- [WHAT IS EXPECTED]:
Examine the entries and show every line in which the word "name" is found.

------ ENTRIES PROVIDED ------

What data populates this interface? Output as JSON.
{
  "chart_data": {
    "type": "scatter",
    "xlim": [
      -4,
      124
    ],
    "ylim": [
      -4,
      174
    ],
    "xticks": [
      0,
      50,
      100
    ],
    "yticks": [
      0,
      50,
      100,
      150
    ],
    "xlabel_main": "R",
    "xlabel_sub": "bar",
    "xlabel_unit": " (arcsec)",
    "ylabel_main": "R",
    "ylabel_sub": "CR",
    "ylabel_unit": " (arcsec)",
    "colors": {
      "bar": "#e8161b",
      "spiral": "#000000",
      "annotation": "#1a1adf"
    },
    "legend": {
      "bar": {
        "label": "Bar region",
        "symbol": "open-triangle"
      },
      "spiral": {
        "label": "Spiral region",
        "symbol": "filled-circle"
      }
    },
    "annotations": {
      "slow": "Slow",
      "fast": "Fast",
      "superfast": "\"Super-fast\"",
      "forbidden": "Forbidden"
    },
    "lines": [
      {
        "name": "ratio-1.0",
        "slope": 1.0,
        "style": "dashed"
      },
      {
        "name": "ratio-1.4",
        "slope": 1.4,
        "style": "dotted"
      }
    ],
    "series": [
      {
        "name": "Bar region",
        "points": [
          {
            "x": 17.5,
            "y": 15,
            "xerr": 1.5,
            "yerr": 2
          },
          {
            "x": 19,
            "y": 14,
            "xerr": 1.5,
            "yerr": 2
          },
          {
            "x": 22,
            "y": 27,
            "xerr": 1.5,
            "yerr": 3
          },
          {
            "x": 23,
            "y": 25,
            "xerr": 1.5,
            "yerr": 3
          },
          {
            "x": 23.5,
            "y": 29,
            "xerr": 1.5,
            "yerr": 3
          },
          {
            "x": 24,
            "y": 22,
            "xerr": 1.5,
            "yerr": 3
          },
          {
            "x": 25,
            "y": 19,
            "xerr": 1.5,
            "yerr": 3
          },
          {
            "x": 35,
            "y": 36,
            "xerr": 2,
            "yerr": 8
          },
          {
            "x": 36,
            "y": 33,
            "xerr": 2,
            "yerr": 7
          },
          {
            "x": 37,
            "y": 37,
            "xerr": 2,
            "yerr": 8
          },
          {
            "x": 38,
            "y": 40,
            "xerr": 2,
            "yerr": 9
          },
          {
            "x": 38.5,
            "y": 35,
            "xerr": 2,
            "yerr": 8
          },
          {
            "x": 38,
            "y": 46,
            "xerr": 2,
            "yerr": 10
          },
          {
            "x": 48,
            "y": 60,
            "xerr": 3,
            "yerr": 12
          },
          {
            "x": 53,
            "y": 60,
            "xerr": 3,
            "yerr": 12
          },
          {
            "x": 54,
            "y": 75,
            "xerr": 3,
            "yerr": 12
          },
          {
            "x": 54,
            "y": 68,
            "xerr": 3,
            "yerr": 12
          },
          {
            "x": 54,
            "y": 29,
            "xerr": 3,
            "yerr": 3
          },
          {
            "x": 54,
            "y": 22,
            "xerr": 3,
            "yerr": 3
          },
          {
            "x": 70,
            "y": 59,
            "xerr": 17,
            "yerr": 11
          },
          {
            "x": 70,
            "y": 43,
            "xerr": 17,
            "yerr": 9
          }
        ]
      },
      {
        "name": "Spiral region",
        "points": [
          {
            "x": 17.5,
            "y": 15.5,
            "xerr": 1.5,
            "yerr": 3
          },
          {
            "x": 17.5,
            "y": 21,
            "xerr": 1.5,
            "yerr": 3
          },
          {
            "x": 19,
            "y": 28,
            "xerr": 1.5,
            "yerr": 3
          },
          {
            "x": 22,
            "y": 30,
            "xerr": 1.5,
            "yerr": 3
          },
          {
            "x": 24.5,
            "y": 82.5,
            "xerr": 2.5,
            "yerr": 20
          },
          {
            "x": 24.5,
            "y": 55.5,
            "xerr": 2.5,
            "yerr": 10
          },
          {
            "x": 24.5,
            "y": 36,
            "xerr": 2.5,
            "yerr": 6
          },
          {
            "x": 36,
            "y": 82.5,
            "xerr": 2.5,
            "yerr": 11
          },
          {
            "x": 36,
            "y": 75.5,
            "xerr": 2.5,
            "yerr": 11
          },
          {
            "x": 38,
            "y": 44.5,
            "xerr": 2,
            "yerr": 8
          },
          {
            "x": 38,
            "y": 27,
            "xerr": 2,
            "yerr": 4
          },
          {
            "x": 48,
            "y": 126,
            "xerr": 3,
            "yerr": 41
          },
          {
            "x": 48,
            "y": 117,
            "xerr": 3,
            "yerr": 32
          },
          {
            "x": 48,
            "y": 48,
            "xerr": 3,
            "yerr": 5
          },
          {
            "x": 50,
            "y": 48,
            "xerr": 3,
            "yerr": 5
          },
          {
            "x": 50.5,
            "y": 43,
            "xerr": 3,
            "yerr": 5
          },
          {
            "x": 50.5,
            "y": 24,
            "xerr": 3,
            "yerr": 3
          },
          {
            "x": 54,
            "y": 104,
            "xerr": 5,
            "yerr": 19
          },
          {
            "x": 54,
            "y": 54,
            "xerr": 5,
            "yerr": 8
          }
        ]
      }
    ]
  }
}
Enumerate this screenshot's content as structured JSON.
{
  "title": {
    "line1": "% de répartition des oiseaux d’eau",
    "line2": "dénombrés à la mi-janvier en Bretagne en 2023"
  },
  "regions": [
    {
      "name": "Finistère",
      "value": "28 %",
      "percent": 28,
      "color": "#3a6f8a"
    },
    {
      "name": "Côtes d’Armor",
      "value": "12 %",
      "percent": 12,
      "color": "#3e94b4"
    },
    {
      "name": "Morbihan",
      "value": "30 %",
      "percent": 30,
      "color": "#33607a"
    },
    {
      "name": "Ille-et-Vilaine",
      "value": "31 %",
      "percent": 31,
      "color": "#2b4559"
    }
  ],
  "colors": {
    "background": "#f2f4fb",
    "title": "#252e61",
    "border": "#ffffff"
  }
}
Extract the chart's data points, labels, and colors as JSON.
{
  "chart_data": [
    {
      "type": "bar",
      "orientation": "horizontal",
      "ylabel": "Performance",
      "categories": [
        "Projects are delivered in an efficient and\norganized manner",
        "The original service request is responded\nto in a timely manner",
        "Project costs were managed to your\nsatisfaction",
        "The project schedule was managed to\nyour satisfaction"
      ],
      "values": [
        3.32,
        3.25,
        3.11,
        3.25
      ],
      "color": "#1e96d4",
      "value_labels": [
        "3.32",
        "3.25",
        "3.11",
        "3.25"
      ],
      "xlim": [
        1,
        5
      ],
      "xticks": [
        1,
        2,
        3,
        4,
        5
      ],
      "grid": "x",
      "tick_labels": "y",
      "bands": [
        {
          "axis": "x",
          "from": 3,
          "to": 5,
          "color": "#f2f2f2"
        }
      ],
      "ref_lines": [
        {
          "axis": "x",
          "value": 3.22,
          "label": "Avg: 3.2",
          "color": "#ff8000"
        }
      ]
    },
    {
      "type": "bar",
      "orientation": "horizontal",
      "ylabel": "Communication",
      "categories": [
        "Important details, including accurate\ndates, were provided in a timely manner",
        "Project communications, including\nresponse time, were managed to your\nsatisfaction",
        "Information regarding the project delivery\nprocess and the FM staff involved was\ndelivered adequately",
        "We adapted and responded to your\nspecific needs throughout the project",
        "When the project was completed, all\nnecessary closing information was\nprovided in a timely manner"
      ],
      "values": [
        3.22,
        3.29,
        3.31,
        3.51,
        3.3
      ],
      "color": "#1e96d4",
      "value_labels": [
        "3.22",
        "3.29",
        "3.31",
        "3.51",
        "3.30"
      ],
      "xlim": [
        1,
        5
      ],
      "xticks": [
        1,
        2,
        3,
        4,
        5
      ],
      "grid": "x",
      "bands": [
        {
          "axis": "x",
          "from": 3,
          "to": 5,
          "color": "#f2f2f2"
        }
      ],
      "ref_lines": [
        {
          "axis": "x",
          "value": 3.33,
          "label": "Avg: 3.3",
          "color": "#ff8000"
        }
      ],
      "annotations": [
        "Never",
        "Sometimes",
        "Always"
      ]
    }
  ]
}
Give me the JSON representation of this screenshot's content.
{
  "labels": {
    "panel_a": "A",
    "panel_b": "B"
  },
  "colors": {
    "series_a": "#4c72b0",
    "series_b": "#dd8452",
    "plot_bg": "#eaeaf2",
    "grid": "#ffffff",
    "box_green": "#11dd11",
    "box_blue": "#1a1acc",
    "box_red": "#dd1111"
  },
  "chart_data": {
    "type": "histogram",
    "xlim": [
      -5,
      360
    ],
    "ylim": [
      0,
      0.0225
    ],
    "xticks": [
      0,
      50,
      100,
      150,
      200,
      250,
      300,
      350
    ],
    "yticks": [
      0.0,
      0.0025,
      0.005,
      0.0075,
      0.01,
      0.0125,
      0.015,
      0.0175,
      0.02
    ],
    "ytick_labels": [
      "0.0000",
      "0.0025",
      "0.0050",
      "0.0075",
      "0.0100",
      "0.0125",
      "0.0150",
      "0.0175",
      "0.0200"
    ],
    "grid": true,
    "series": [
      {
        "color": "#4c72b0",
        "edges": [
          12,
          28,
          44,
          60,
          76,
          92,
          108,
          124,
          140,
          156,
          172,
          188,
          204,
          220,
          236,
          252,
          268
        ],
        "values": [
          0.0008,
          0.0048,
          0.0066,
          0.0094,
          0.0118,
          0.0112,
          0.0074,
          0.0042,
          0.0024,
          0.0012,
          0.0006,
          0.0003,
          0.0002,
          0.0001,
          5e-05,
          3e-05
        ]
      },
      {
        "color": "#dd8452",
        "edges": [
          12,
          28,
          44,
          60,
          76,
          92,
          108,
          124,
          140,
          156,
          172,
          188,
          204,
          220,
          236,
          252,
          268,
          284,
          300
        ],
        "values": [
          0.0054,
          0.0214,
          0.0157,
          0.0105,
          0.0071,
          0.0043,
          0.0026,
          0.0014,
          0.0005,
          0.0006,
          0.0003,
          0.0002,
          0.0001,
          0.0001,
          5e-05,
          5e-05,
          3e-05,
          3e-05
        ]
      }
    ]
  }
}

------

- [FINISHED TASK]:
        "name": "ratio-1.0",
        "name": "ratio-1.4",
        "name": "Bar region",
        "name": "Spiral region",
      "name": "Finistère",
      "name": "Côtes d’Armor",
      "name": "Morbihan",
      "name": "Ille-et-Vilaine",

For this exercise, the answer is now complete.